--- Extracted records ---
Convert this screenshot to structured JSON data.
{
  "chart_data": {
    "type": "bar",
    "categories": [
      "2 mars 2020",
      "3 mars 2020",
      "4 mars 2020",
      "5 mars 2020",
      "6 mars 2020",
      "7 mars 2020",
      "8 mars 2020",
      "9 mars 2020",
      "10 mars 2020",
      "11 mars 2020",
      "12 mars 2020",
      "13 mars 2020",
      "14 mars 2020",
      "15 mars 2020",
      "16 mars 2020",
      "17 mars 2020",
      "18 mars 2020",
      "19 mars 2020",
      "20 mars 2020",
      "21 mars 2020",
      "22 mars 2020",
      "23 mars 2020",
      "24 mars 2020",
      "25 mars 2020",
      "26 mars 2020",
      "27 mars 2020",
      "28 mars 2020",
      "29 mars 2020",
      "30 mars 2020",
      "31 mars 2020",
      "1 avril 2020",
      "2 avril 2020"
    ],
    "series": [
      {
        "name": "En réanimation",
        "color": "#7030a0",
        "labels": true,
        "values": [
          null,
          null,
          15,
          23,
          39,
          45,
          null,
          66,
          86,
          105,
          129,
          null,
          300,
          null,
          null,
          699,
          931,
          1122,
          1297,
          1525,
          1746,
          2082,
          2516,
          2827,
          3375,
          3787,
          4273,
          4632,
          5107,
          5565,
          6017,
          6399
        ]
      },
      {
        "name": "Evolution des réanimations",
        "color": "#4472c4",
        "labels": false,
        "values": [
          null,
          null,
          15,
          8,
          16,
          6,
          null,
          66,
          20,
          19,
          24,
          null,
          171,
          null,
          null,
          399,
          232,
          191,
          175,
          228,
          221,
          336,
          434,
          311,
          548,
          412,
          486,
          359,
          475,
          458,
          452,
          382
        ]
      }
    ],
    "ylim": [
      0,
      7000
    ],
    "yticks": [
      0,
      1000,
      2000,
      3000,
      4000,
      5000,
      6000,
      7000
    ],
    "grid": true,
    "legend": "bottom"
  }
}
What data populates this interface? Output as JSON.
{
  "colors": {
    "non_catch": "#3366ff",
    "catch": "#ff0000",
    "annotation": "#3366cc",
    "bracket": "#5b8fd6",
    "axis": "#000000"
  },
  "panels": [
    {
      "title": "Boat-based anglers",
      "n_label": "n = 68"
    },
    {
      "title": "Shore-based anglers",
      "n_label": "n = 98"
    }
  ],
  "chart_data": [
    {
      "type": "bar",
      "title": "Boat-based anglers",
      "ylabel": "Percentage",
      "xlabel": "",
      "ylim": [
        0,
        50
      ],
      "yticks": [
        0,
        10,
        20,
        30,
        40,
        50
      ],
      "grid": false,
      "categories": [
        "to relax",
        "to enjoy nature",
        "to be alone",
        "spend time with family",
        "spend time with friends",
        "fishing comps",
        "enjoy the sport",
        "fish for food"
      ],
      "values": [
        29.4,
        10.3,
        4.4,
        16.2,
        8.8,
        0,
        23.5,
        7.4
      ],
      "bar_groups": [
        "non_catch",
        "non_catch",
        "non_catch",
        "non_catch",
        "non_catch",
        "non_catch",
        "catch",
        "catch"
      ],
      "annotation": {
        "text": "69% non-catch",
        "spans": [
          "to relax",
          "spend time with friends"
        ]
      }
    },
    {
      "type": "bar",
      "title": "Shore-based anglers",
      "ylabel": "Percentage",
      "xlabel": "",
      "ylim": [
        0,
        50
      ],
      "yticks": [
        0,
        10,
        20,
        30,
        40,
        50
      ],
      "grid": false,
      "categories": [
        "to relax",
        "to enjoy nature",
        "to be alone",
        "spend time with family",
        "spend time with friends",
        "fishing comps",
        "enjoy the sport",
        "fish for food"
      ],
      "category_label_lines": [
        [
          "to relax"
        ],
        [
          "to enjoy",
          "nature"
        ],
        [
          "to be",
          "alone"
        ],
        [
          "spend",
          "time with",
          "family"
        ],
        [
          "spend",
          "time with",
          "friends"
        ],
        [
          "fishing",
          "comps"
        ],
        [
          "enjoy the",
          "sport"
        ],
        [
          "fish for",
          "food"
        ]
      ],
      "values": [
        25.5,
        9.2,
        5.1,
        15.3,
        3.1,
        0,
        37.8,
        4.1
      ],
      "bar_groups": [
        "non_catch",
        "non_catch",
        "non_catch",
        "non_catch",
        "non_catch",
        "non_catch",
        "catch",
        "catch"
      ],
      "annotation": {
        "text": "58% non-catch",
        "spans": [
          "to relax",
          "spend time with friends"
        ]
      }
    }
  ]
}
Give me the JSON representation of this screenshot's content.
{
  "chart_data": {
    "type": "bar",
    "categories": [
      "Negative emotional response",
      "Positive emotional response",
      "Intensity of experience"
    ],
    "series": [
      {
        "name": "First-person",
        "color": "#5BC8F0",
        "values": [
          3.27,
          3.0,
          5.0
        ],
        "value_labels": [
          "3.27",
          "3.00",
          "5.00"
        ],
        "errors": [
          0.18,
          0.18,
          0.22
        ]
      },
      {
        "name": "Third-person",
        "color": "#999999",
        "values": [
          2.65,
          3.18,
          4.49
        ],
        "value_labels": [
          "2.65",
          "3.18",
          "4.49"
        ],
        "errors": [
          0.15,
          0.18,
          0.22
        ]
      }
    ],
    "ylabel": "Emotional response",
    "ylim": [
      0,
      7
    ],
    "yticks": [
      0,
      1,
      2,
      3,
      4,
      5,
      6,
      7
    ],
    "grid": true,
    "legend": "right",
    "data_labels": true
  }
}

--- Task to carry out ---
Go through the material above line by line and copy it exactly.

--- Exercise answer ---
Convert this screenshot to structured JSON data.
{
  "chart_data": {
    "type": "bar",
    "categories": [
      "2 mars 2020",
      "3 mars 2020",
      "4 mars 2020",
      "5 mars 2020",
      "6 mars 2020",
      "7 mars 2020",
      "8 mars 2020",
      "9 mars 2020",
      "10 mars 2020",
      "11 mars 2020",
      "12 mars 2020",
      "13 mars 2020",
      "14 mars 2020",
      "15 mars 2020",
      "16 mars 2020",
      "17 mars 2020",
      "18 mars 2020",
      "19 mars 2020",
      "20 mars 2020",
      "21 mars 2020",
      "22 mars 2020",
      "23 mars 2020",
      "24 mars 2020",
      "25 mars 2020",
      "26 mars 2020",
      "27 mars 2020",
      "28 mars 2020",
      "29 mars 2020",
      "30 mars 2020",
      "31 mars 2020",
      "1 avril 2020",
      "2 avril 2020"
    ],
    "series": [
      {
        "name": "En réanimation",
        "color": "#7030a0",
        "labels": true,
        "values": [
          null,
          null,
          15,
          23,
          39,
          45,
          null,
          66,
          86,
          105,
          129,
          null,
          300,
          null,
          null,
          699,
          931,
          1122,
          1297,
          1525,
          1746,
          2082,
          2516,
          2827,
          3375,
          3787,
          4273,
          4632,
          5107,
          5565,
          6017,
          6399
        ]
      },
      {
        "name": "Evolution des réanimations",
        "color": "#4472c4",
        "labels": false,
        "values": [
          null,
          null,
          15,
          8,
          16,
          6,
          null,
          66,
          20,
          19,
          24,
          null,
          171,
          null,
          null,
          399,
          232,
          191,
          175,
          228,
          221,
          336,
          434,
          311,
          548,
          412,
          486,
          359,
          475,
          458,
          452,
          382
        ]
      }
    ],
    "ylim": [
      0,
      7000
    ],
    "yticks": [
      0,
      1000,
      2000,
      3000,
      4000,
      5000,
      6000,
      7000
    ],
    "grid": true,
    "legend": "bottom"
  }
}
What data populates this interface? Output as JSON.
{
  "colors": {
    "non_catch": "#3366ff",
    "catch": "#ff0000",
    "annotation": "#3366cc",
    "bracket": "#5b8fd6",
    "axis": "#000000"
  },
  "panels": [
    {
      "title": "Boat-based anglers",
      "n_label": "n = 68"
    },
    {
      "title": "Shore-based anglers",
      "n_label": "n = 98"
    }
  ],
  "chart_data": [
    {
      "type": "bar",
      "title": "Boat-based anglers",
      "ylabel": "Percentage",
      "xlabel": "",
      "ylim": [
        0,
        50
      ],
      "yticks": [
        0,
        10,
        20,
        30,
        40,
        50
      ],
      "grid": false,
      "categories": [
        "to relax",
        "to enjoy nature",
        "to be alone",
        "spend time with family",
        "spend time with friends",
        "fishing comps",
        "enjoy the sport",
        "fish for food"
      ],
      "values": [
        29.4,
        10.3,
        4.4,
        16.2,
        8.8,
        0,
        23.5,
        7.4
      ],
      "bar_groups": [
        "non_catch",
        "non_catch",
        "non_catch",
        "non_catch",
        "non_catch",
        "non_catch",
        "catch",
        "catch"
      ],
      "annotation": {
        "text": "69% non-catch",
        "spans": [
          "to relax",
          "spend time with friends"
        ]
      }
    },
    {
      "type": "bar",
      "title": "Shore-based anglers",
      "ylabel": "Percentage",
      "xlabel": "",
      "ylim": [
        0,
        50
      ],
      "yticks": [
        0,
        10,
        20,
        30,
        40,
        50
      ],
      "grid": false,
      "categories": [
        "to relax",
        "to enjoy nature",
        "to be alone",
        "spend time with family",
        "spend time with friends",
        "fishing comps",
        "enjoy the sport",
        "fish for food"
      ],
      "category_label_lines": [
        [
          "to relax"
        ],
        [
          "to enjoy",
          "nature"
        ],
        [
          "to be",
          "alone"
        ],
        [
          "spend",
          "time with",
          "family"
        ],
        [
          "spend",
          "time with",
          "friends"
        ],
        [
          "fishing",
          "comps"
        ],
        [
          "enjoy the",
          "sport"
        ],
        [
          "fish for",
          "food"
        ]
      ],
      "values": [
        25.5,
        9.2,
        5.1,
        15.3,
        3.1,
        0,
        37.8,
        4.1
      ],
      "bar_groups": [
        "non_catch",
        "non_catch",
        "non_catch",
        "non_catch",
        "non_catch",
        "non_catch",
        "catch",
        "catch"
      ],
      "annotation": {
        "text": "58% non-catch",
        "spans": [
          "to relax",
          "spend time with friends"
        ]
      }
    }
  ]
}
Give me the JSON representation of this screenshot's content.
{
  "chart_data": {
    "type": "bar",
    "categories": [
      "Negative emotional response",
      "Positive emotional response",
      "Intensity of experience"
    ],
    "series": [
      {
        "name": "First-person",
        "color": "#5BC8F0",
        "values": [
          3.27,
          3.0,
          5.0
        ],
        "value_labels": [
          "3.27",
          "3.00",
          "5.00"
        ],
        "errors": [
          0.18,
          0.18,
          0.22
        ]
      },
      {
        "name": "Third-person",
        "color": "#999999",
        "values": [
          2.65,
          3.18,
          4.49
        ],
        "value_labels": [
          "2.65",
          "3.18",
          "4.49"
        ],
        "errors": [
          0.15,
          0.18,
          0.22
        ]
      }
    ],
    "ylabel": "Emotional response",
    "ylim": [
      0,
      7
    ],
    "yticks": [
      0,
      1,
      2,
      3,
      4,
      5,
      6,
      7
    ],
    "grid": true,
    "legend": "right",
    "data_labels": true
  }
}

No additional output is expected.